Food & Farming | October 16, 2013 | By Meghan McDermott

Kids at Traverse Heights Elementary tried Romanesco cauliflower
Nope, it's not an alien. It's Romanesco cauliflower, a strange-shaped veggie grown by Lutz Farms in northwest Michigan. (Photo: Daniel Marbury)

“It looks like a baby alien!” “A space ship!” “A forest of mini Christmas trees!”

Those were just a few of the remarks I heard when I arrived at Traverse Heights Elementary School in Traverse City to promote the locally grown produce being served in the cafeteria.

What vegetable could provoke such an engaged and dramatic response from hungry students? On Sept. 17, the “baby alien” in question was a head of Romanesco cauliflower, grown by Lutz Farms in Kaleva and served up for lunch.

Romanesco cauliflower, for those unfamiliar with this broccoli cousin, does look a bit extraterrestrial at first glance. It’s easy to see how curious kids might come up with more than a few imaginative identities for this brilliant brassica, with its lime-green hue and a spiky, multifaceted surface. But there’s much more to this funky vegetable than its appearance; Romanesco is rich in vitamin C and contains more beta-carotene than standard white cauliflower.

A Traverse Heights student considers trying the strange-looking Romanesco, served up in the salad bar as florets.
A Traverse Heights student considers trying the strange-looking Romanesco, served up in the salad bar as florets. (Photo: Daniel Marbury)
◇ ◇ ◇ ◇ ◇
### Direction 1
Answer these questions about the article on Romanesco cauliflower:
(a) In what town is the farm that grew the Romanesco?
(b) On what date was the "baby alien" served for lunch?
(c) What does Romanesco contain more of than standard white cauliflower?
The article and the records have no connection to each other.

[Stored items]
◇ ◇ ◇ ◇ ◇
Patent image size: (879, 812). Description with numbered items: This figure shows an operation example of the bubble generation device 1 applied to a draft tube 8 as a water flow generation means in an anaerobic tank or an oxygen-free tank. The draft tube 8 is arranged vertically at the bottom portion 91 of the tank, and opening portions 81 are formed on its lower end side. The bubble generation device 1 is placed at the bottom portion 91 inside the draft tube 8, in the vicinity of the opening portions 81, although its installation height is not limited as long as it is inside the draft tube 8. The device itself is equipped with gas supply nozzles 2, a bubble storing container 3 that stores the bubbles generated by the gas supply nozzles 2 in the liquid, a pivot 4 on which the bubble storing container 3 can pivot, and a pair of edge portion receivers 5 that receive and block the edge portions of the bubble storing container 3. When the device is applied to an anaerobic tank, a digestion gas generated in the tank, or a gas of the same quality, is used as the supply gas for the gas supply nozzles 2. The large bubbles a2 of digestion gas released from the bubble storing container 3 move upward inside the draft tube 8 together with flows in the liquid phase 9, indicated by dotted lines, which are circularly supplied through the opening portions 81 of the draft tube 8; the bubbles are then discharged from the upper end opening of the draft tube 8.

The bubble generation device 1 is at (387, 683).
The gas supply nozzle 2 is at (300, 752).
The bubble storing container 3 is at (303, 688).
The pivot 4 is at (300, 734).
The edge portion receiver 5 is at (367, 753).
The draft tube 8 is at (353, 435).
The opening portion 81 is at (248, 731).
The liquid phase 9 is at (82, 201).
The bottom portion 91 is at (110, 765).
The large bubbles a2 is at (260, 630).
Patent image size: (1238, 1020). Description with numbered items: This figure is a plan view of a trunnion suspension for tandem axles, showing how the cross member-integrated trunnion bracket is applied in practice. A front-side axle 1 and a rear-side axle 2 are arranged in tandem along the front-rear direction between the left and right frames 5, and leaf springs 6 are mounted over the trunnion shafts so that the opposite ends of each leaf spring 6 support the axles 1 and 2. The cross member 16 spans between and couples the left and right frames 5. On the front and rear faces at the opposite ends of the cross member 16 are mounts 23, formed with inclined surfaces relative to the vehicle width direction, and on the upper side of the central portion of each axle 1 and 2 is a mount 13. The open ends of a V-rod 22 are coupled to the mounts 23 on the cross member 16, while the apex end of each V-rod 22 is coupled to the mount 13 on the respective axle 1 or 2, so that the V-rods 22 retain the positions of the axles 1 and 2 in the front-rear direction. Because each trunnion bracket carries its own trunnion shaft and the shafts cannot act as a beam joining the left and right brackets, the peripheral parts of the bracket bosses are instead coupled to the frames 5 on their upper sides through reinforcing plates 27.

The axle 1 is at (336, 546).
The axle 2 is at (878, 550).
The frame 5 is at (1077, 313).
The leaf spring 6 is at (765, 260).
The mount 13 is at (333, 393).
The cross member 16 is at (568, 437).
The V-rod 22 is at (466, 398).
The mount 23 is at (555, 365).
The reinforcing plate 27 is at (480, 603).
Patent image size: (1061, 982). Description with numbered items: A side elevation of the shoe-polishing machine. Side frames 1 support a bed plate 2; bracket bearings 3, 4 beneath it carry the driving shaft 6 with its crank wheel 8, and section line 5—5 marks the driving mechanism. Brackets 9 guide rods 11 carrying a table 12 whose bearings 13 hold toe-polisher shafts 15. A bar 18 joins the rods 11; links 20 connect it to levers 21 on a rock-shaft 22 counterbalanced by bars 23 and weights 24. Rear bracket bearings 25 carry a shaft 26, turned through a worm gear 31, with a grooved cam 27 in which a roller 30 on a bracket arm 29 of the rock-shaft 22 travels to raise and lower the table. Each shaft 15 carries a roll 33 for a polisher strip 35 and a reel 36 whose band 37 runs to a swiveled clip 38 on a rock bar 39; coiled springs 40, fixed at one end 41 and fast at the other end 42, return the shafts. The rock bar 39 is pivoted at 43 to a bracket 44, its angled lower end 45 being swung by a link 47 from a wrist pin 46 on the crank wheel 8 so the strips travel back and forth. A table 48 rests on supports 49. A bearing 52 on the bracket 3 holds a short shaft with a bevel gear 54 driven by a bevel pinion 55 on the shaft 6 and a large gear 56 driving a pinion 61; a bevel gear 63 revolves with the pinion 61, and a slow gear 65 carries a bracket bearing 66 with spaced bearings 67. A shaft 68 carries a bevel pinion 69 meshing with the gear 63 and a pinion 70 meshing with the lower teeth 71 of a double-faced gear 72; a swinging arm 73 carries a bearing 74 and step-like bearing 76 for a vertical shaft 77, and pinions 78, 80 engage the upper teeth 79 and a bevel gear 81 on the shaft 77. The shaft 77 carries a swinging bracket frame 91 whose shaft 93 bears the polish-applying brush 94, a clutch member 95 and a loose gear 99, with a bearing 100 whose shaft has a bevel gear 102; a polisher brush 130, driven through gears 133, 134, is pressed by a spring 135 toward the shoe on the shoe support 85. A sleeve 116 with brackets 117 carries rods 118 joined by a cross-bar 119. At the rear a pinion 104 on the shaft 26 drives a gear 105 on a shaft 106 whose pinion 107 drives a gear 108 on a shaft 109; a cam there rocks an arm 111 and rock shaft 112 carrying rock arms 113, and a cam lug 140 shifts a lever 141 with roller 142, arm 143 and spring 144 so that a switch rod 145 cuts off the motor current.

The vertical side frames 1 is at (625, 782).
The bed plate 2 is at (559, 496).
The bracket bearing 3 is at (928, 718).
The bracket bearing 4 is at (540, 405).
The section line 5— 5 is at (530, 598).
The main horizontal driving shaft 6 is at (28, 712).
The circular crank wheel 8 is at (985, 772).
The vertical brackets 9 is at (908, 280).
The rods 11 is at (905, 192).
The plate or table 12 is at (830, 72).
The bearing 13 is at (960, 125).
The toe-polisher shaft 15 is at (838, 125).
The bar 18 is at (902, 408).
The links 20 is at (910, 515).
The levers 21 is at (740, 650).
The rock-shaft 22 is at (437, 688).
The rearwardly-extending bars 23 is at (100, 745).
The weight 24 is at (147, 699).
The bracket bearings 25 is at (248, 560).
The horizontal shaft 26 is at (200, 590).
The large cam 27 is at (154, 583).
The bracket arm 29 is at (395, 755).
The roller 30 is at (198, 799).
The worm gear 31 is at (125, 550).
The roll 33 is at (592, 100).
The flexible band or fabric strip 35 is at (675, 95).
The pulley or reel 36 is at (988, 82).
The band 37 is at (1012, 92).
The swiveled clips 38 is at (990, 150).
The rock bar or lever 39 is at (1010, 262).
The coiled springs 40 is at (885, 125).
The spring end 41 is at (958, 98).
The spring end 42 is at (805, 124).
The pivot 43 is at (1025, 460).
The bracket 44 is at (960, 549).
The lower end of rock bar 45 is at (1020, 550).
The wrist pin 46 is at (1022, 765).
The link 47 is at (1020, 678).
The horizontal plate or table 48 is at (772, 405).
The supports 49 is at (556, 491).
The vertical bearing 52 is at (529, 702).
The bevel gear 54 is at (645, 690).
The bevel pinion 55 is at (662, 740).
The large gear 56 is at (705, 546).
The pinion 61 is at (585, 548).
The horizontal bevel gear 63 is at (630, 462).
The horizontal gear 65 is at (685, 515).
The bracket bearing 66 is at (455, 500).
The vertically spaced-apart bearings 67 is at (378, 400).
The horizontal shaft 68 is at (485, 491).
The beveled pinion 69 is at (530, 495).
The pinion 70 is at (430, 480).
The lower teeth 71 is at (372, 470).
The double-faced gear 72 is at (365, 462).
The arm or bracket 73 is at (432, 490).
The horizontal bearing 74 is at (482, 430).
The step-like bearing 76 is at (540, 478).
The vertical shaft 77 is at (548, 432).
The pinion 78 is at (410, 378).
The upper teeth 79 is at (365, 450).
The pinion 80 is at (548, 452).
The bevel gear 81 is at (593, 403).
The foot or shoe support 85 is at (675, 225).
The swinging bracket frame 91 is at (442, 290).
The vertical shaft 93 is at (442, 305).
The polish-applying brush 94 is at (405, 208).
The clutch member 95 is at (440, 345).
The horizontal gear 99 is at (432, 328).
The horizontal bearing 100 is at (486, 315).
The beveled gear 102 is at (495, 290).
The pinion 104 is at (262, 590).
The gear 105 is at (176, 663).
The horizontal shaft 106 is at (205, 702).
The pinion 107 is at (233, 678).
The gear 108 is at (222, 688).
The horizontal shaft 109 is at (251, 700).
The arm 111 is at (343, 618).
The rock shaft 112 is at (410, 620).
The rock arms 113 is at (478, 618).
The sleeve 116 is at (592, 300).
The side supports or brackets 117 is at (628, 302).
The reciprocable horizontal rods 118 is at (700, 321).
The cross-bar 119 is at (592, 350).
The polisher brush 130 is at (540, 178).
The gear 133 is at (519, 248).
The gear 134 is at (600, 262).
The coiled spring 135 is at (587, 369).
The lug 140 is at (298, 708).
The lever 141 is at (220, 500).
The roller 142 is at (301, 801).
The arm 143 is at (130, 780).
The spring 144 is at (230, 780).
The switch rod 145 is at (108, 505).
◇ ◇ ◇ ◇ ◇
### Direction 2
Convert the records into a JSON list of strings, one string per line with blank lines omitted, starting at the beginning of the records and going through the line containing "The opening portion 81 is at (248, 731).".

### Written reply 1
(a) Kaleva
(b) Sept. 17
(c) Beta-carotene

### Written reply 2
[
  "Patent image size: (879, 812). Description with numbered items: This figure shows an operation example of the bubble generation device 1 applied to a draft tube 8 as a water flow generation means in an anaerobic tank or an oxygen-free tank. The draft tube 8 is arranged vertically at the bottom portion 91 of the tank, and opening portions 81 are formed on its lower end side. The bubble generation device 1 is placed at the bottom portion 91 inside the draft tube 8, in the vicinity of the opening portions 81, although its installation height is not limited as long as it is inside the draft tube 8. The device itself is equipped with gas supply nozzles 2, a bubble storing container 3 that stores the bubbles generated by the gas supply nozzles 2 in the liquid, a pivot 4 on which the bubble storing container 3 can pivot, and a pair of edge portion receivers 5 that receive and block the edge portions of the bubble storing container 3. When the device is applied to an anaerobic tank, a digestion gas generated in the tank, or a gas of the same quality, is used as the supply gas for the gas supply nozzles 2. The large bubbles a2 of digestion gas released from the bubble storing container 3 move upward inside the draft tube 8 together with flows in the liquid phase 9, indicated by dotted lines, which are circularly supplied through the opening portions 81 of the draft tube 8; the bubbles are then discharged from the upper end opening of the draft tube 8.",
  "The bubble generation device 1 is at (387, 683).",
  "The gas supply nozzle 2 is at (300, 752).",
  "The bubble storing container 3 is at (303, 688).",
  "The pivot 4 is at (300, 734).",
  "The edge portion receiver 5 is at (367, 753).",
  "The draft tube 8 is at (353, 435).",
  "The opening portion 81 is at (248, 731)."
]